■ Exercise prompt ■
Copy all entries without alteration and skip the pictures they hold.

:::

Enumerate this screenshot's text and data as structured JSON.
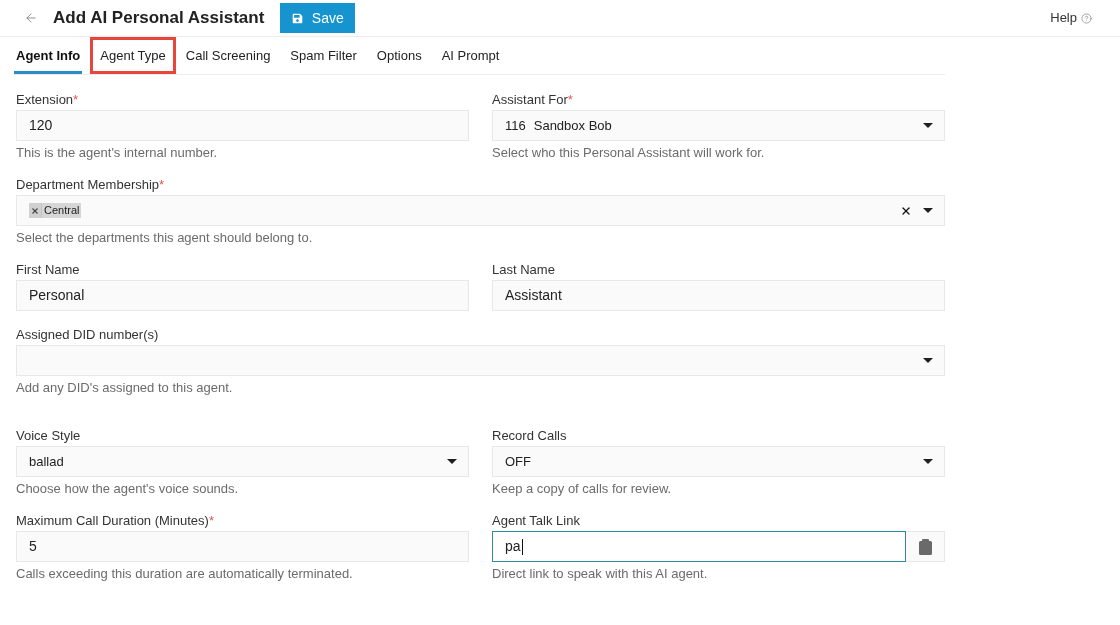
{
  "header": {
    "title": "Add AI Personal Assistant",
    "save_label": "Save",
    "help_label": "Help"
  },
  "tabs": [
    {
      "label": "Agent Info",
      "selected": true,
      "highlighted": false
    },
    {
      "label": "Agent Type",
      "selected": false,
      "highlighted": true
    },
    {
      "label": "Call Screening",
      "selected": false,
      "highlighted": false
    },
    {
      "label": "Spam Filter",
      "selected": false,
      "highlighted": false
    },
    {
      "label": "Options",
      "selected": false,
      "highlighted": false
    },
    {
      "label": "AI Prompt",
      "selected": false,
      "highlighted": false
    }
  ],
  "sections": [
    {
      "rows": [
        {
          "fields": [
            {
              "kind": "text",
              "label": "Extension",
              "required_mark": "*",
              "value": "120",
              "focused": false,
              "helper": "This is the agent's internal number."
            },
            {
              "kind": "select",
              "label": "Assistant For",
              "required_mark": "*",
              "prefix": "116",
              "value": "Sandbox Bob",
              "focused": false,
              "helper": "Select who this Personal Assistant will work for."
            }
          ]
        },
        {
          "fields": [
            {
              "kind": "multiselect",
              "label": "Department Membership",
              "required_mark": "*",
              "tags": [
                "Central"
              ],
              "focused": false,
              "helper": "Select the departments this agent should belong to."
            }
          ]
        },
        {
          "fields": [
            {
              "kind": "text",
              "label": "First Name",
              "value": "Personal",
              "focused": false
            },
            {
              "kind": "text",
              "label": "Last Name",
              "value": "Assistant",
              "focused": false
            }
          ]
        },
        {
          "fields": [
            {
              "kind": "select",
              "label": "Assigned DID number(s)",
              "focused": false,
              "helper": "Add any DID's assigned to this agent."
            }
          ]
        }
      ]
    },
    {
      "rows": [
        {
          "fields": [
            {
              "kind": "select",
              "label": "Voice Style",
              "value": "ballad",
              "focused": false,
              "helper": "Choose how the agent's voice sounds."
            },
            {
              "kind": "select",
              "label": "Record Calls",
              "value": "OFF",
              "focused": false,
              "helper": "Keep a copy of calls for review."
            }
          ]
        },
        {
          "fields": [
            {
              "kind": "text",
              "label": "Maximum Call Duration (Minutes)",
              "required_mark": "*",
              "value": "5",
              "focused": false,
              "helper": "Calls exceeding this duration are automatically terminated."
            },
            {
              "kind": "link",
              "label": "Agent Talk Link",
              "value": "pa",
              "focused": true,
              "helper": "Direct link to speak with this AI agent."
            }
          ]
        }
      ]
    }
  ]
}
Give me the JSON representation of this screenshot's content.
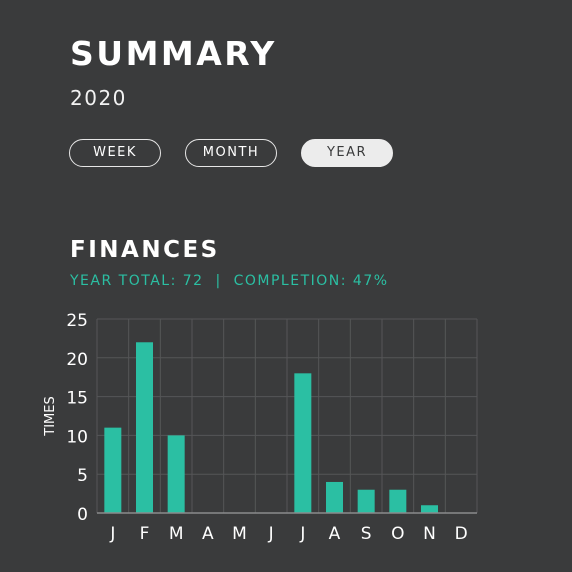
{
  "header": {
    "title": "SUMMARY",
    "year": "2020"
  },
  "tabs": [
    {
      "label": "WEEK",
      "selected": false
    },
    {
      "label": "MONTH",
      "selected": false
    },
    {
      "label": "YEAR",
      "selected": true
    }
  ],
  "section": {
    "title": "FINANCES",
    "year_total_label": "YEAR TOTAL:",
    "year_total_value": "72",
    "separator": "|",
    "completion_label": "COMPLETION:",
    "completion_value": "47%"
  },
  "colors": {
    "background": "#3a3b3c",
    "accent": "#2bbfa3",
    "text": "#ffffff",
    "grid": "#555657"
  },
  "chart_data": {
    "type": "bar",
    "categories": [
      "J",
      "F",
      "M",
      "A",
      "M",
      "J",
      "J",
      "A",
      "S",
      "O",
      "N",
      "D"
    ],
    "values": [
      11,
      22,
      10,
      0,
      0,
      0,
      18,
      4,
      3,
      3,
      1,
      0
    ],
    "ylabel": "TIMES",
    "ylim": [
      0,
      25
    ],
    "yticks": [
      0,
      5,
      10,
      15,
      20,
      25
    ],
    "grid": true
  }
}
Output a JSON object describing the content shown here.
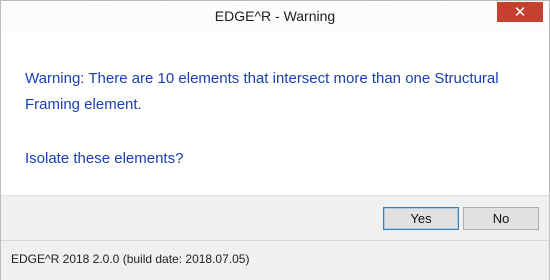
{
  "window": {
    "title": "EDGE^R - Warning",
    "close_glyph": "✕"
  },
  "message": {
    "text": "Warning: There are 10 elements that intersect more than one Structural Framing element.",
    "question": "Isolate these elements?"
  },
  "buttons": {
    "yes_label": "Yes",
    "no_label": "No"
  },
  "status": {
    "text": "EDGE^R 2018 2.0.0 (build date: 2018.07.05)"
  },
  "colors": {
    "message_text": "#1a3fb0",
    "close_button": "#c7402f"
  }
}
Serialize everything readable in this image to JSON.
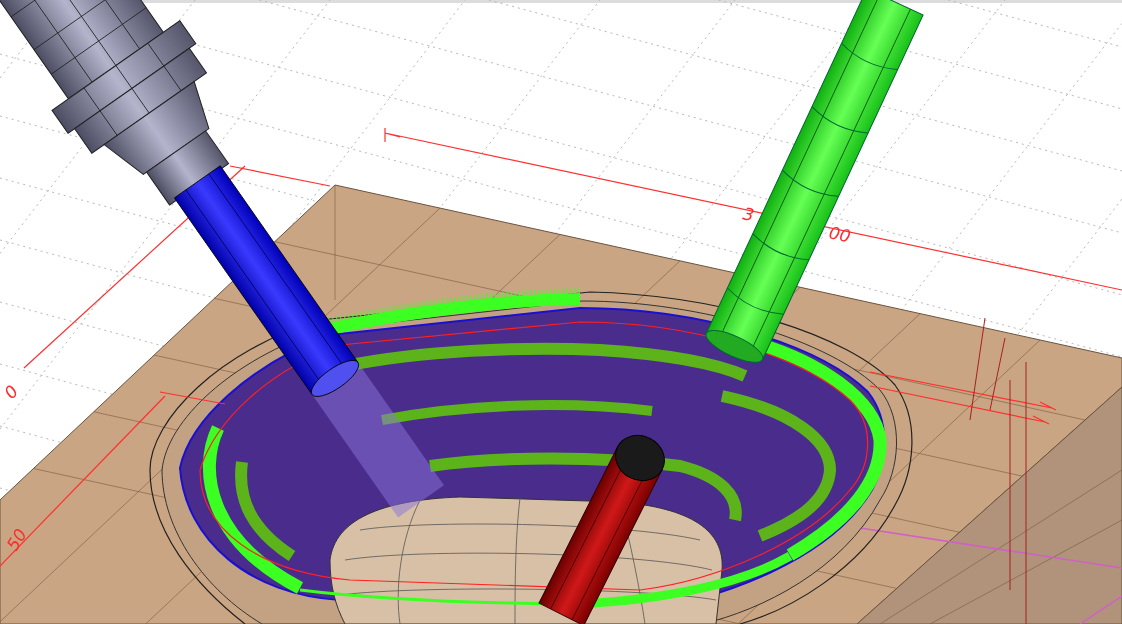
{
  "viewport": {
    "dimension_labels": [
      "3",
      "00",
      "0",
      "50"
    ]
  }
}
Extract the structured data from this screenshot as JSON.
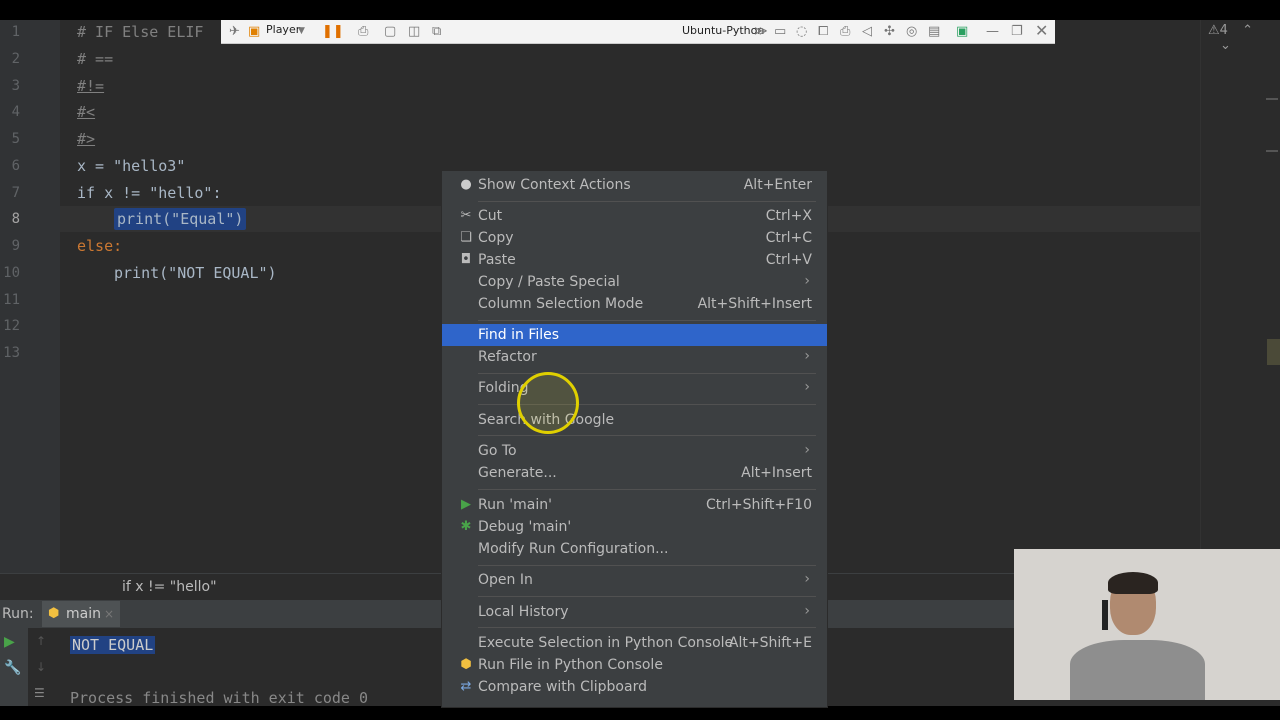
{
  "editor": {
    "lines": [
      {
        "no": "1",
        "code": "# IF Else ELIF"
      },
      {
        "no": "2",
        "code": "# =="
      },
      {
        "no": "3",
        "code": "#!="
      },
      {
        "no": "4",
        "code": "#<"
      },
      {
        "no": "5",
        "code": "#>"
      },
      {
        "no": "6",
        "code": "x = \"hello3\""
      },
      {
        "no": "7",
        "code": "if x != \"hello\":"
      },
      {
        "no": "8",
        "code": "print(\"Equal\")"
      },
      {
        "no": "9",
        "code": "else:"
      },
      {
        "no": "10",
        "code": "print(\"NOT EQUAL\")"
      },
      {
        "no": "11",
        "code": ""
      },
      {
        "no": "12",
        "code": ""
      },
      {
        "no": "13",
        "code": ""
      }
    ],
    "warnings_count": "4",
    "breadcrumb": "if x != \"hello\""
  },
  "vmware": {
    "player_label": "Player",
    "vm_title": "Ubuntu-Python"
  },
  "run_panel": {
    "label": "Run:",
    "tab": "main",
    "output": "NOT EQUAL",
    "process": "Process finished with exit code 0"
  },
  "context_menu": {
    "items": [
      {
        "label": "Show Context Actions",
        "shortcut": "Alt+Enter",
        "icon": "lightbulb-icon"
      },
      {
        "label": "Cut",
        "shortcut": "Ctrl+X",
        "icon": "scissors-icon"
      },
      {
        "label": "Copy",
        "shortcut": "Ctrl+C",
        "icon": "copy-icon"
      },
      {
        "label": "Paste",
        "shortcut": "Ctrl+V",
        "icon": "clipboard-icon"
      },
      {
        "label": "Copy / Paste Special",
        "shortcut": "",
        "submenu": true
      },
      {
        "label": "Column Selection Mode",
        "shortcut": "Alt+Shift+Insert"
      },
      {
        "label": "Find in Files",
        "shortcut": "",
        "highlighted": true
      },
      {
        "label": "Refactor",
        "shortcut": "",
        "submenu": true
      },
      {
        "label": "Folding",
        "shortcut": "",
        "submenu": true
      },
      {
        "label": "Search with Google",
        "shortcut": ""
      },
      {
        "label": "Go To",
        "shortcut": "",
        "submenu": true
      },
      {
        "label": "Generate...",
        "shortcut": "Alt+Insert"
      },
      {
        "label": "Run 'main'",
        "shortcut": "Ctrl+Shift+F10",
        "icon": "run-icon"
      },
      {
        "label": "Debug 'main'",
        "shortcut": "",
        "icon": "debug-icon"
      },
      {
        "label": "Modify Run Configuration...",
        "shortcut": ""
      },
      {
        "label": "Open In",
        "shortcut": "",
        "submenu": true
      },
      {
        "label": "Local History",
        "shortcut": "",
        "submenu": true
      },
      {
        "label": "Execute Selection in Python Console",
        "shortcut": "Alt+Shift+E"
      },
      {
        "label": "Run File in Python Console",
        "shortcut": "",
        "icon": "python-icon"
      },
      {
        "label": "Compare with Clipboard",
        "shortcut": "",
        "icon": "compare-icon"
      }
    ]
  },
  "colors": {
    "highlight": "#2f65ca",
    "selection": "#214283",
    "editor_bg": "#2b2b2b",
    "menu_bg": "#3c3f41"
  }
}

:::

■ Finished answer ■
Enumerate this screenshot's text and data as structured JSON.
{
  "header": {
    "title": "Add AI Personal Assistant",
    "save_label": "Save",
    "help_label": "Help"
  },
  "tabs": [
    {
      "label": "Agent Info",
      "selected": true,
      "highlighted": false
    },
    {
      "label": "Agent Type",
      "selected": false,
      "highlighted": true
    },
    {
      "label": "Call Screening",
      "selected": false,
      "highlighted": false
    },
    {
      "label": "Spam Filter",
      "selected": false,
      "highlighted": false
    },
    {
      "label": "Options",
      "selected": false,
      "highlighted": false
    },
    {
      "label": "AI Prompt",
      "selected": false,
      "highlighted": false
    }
  ],
  "sections": [
    {
      "rows": [
        {
          "fields": [
            {
              "kind": "text",
              "label": "Extension",
              "required_mark": "*",
              "value": "120",
              "focused": false,
              "helper": "This is the agent's internal number."
            },
            {
              "kind": "select",
              "label": "Assistant For",
              "required_mark": "*",
              "prefix": "116",
              "value": "Sandbox Bob",
              "focused": false,
              "helper": "Select who this Personal Assistant will work for."
            }
          ]
        },
        {
          "fields": [
            {
              "kind": "multiselect",
              "label": "Department Membership",
              "required_mark": "*",
              "tags": [
                "Central"
              ],
              "focused": false,
              "helper": "Select the departments this agent should belong to."
            }
          ]
        },
        {
          "fields": [
            {
              "kind": "text",
              "label": "First Name",
              "value": "Personal",
              "focused": false
            },
            {
              "kind": "text",
              "label": "Last Name",
              "value": "Assistant",
              "focused": false
            }
          ]
        },
        {
          "fields": [
            {
              "kind": "select",
              "label": "Assigned DID number(s)",
              "focused": false,
              "helper": "Add any DID's assigned to this agent."
            }
          ]
        }
      ]
    },
    {
      "rows": [
        {
          "fields": [
            {
              "kind": "select",
              "label": "Voice Style",
              "value": "ballad",
              "focused": false,
              "helper": "Choose how the agent's voice sounds."
            },
            {
              "kind": "select",
              "label": "Record Calls",
              "value": "OFF",
              "focused": false,
              "helper": "Keep a copy of calls for review."
            }
          ]
        },
        {
          "fields": [
            {
              "kind": "text",
              "label": "Maximum Call Duration (Minutes)",
              "required_mark": "*",
              "value": "5",
              "focused": false,
              "helper": "Calls exceeding this duration are automatically terminated."
            },
            {
              "kind": "link",
              "label": "Agent Talk Link",
              "value": "pa",
              "focused": true,
              "helper": "Direct link to speak with this AI agent."
            }
          ]
        }
      ]
    }
  ]
}
Give me the JSON representation of this screenshot's content.
{
  "header": {
    "title": "SUMMARY",
    "year": "2020"
  },
  "tabs": [
    {
      "label": "WEEK",
      "selected": false
    },
    {
      "label": "MONTH",
      "selected": false
    },
    {
      "label": "YEAR",
      "selected": true
    }
  ],
  "section": {
    "title": "FINANCES",
    "year_total_label": "YEAR TOTAL:",
    "year_total_value": "72",
    "separator": "|",
    "completion_label": "COMPLETION:",
    "completion_value": "47%"
  },
  "colors": {
    "background": "#3a3b3c",
    "accent": "#2bbfa3",
    "text": "#ffffff",
    "grid": "#555657"
  },
  "chart_data": {
    "type": "bar",
    "categories": [
      "J",
      "F",
      "M",
      "A",
      "M",
      "J",
      "J",
      "A",
      "S",
      "O",
      "N",
      "D"
    ],
    "values": [
      11,
      22,
      10,
      0,
      0,
      0,
      18,
      4,
      3,
      3,
      1,
      0
    ],
    "ylabel": "TIMES",
    "ylim": [
      0,
      25
    ],
    "yticks": [
      0,
      5,
      10,
      15,
      20,
      25
    ],
    "grid": true
  }
}
Output a JSON object describing the content shown here.
{
  "window": {
    "title": "EDGE^R - Warning",
    "close_glyph": "✕"
  },
  "message": {
    "text": "Warning: There are 10 elements that intersect more than one Structural Framing element.",
    "question": "Isolate these elements?"
  },
  "buttons": {
    "yes_label": "Yes",
    "no_label": "No"
  },
  "status": {
    "text": "EDGE^R 2018 2.0.0 (build date: 2018.07.05)"
  },
  "colors": {
    "message_text": "#1a3fb0",
    "close_button": "#c7402f"
  }
}
Serialize everything readable in this image to JSON.
{
  "viewport": {
    "dimension_labels": [
      "3",
      "00",
      "0",
      "50"
    ]
  }
}
Extract the structured data from this screenshot as JSON.
{
  "editor": {
    "lines": [
      {
        "no": "1",
        "code": "# IF Else ELIF"
      },
      {
        "no": "2",
        "code": "# =="
      },
      {
        "no": "3",
        "code": "#!="
      },
      {
        "no": "4",
        "code": "#<"
      },
      {
        "no": "5",
        "code": "#>"
      },
      {
        "no": "6",
        "code": "x = \"hello3\""
      },
      {
        "no": "7",
        "code": "if x != \"hello\":"
      },
      {
        "no": "8",
        "code": "print(\"Equal\")"
      },
      {
        "no": "9",
        "code": "else:"
      },
      {
        "no": "10",
        "code": "print(\"NOT EQUAL\")"
      },
      {
        "no": "11",
        "code": ""
      },
      {
        "no": "12",
        "code": ""
      },
      {
        "no": "13",
        "code": ""
      }
    ],
    "warnings_count": "4",
    "breadcrumb": "if x != \"hello\""
  },
  "vmware": {
    "player_label": "Player",
    "vm_title": "Ubuntu-Python"
  },
  "run_panel": {
    "label": "Run:",
    "tab": "main",
    "output": "NOT EQUAL",
    "process": "Process finished with exit code 0"
  },
  "context_menu": {
    "items": [
      {
        "label": "Show Context Actions",
        "shortcut": "Alt+Enter",
        "icon": "lightbulb-icon"
      },
      {
        "label": "Cut",
        "shortcut": "Ctrl+X",
        "icon": "scissors-icon"
      },
      {
        "label": "Copy",
        "shortcut": "Ctrl+C",
        "icon": "copy-icon"
      },
      {
        "label": "Paste",
        "shortcut": "Ctrl+V",
        "icon": "clipboard-icon"
      },
      {
        "label": "Copy / Paste Special",
        "shortcut": "",
        "submenu": true
      },
      {
        "label": "Column Selection Mode",
        "shortcut": "Alt+Shift+Insert"
      },
      {
        "label": "Find in Files",
        "shortcut": "",
        "highlighted": true
      },
      {
        "label": "Refactor",
        "shortcut": "",
        "submenu": true
      },
      {
        "label": "Folding",
        "shortcut": "",
        "submenu": true
      },
      {
        "label": "Search with Google",
        "shortcut": ""
      },
      {
        "label": "Go To",
        "shortcut": "",
        "submenu": true
      },
      {
        "label": "Generate...",
        "shortcut": "Alt+Insert"
      },
      {
        "label": "Run 'main'",
        "shortcut": "Ctrl+Shift+F10",
        "icon": "run-icon"
      },
      {
        "label": "Debug 'main'",
        "shortcut": "",
        "icon": "debug-icon"
      },
      {
        "label": "Modify Run Configuration...",
        "shortcut": ""
      },
      {
        "label": "Open In",
        "shortcut": "",
        "submenu": true
      },
      {
        "label": "Local History",
        "shortcut": "",
        "submenu": true
      },
      {
        "label": "Execute Selection in Python Console",
        "shortcut": "Alt+Shift+E"
      },
      {
        "label": "Run File in Python Console",
        "shortcut": "",
        "icon": "python-icon"
      },
      {
        "label": "Compare with Clipboard",
        "shortcut": "",
        "icon": "compare-icon"
      }
    ]
  },
  "colors": {
    "highlight": "#2f65ca",
    "selection": "#214283",
    "editor_bg": "#2b2b2b",
    "menu_bg": "#3c3f41"
  }
}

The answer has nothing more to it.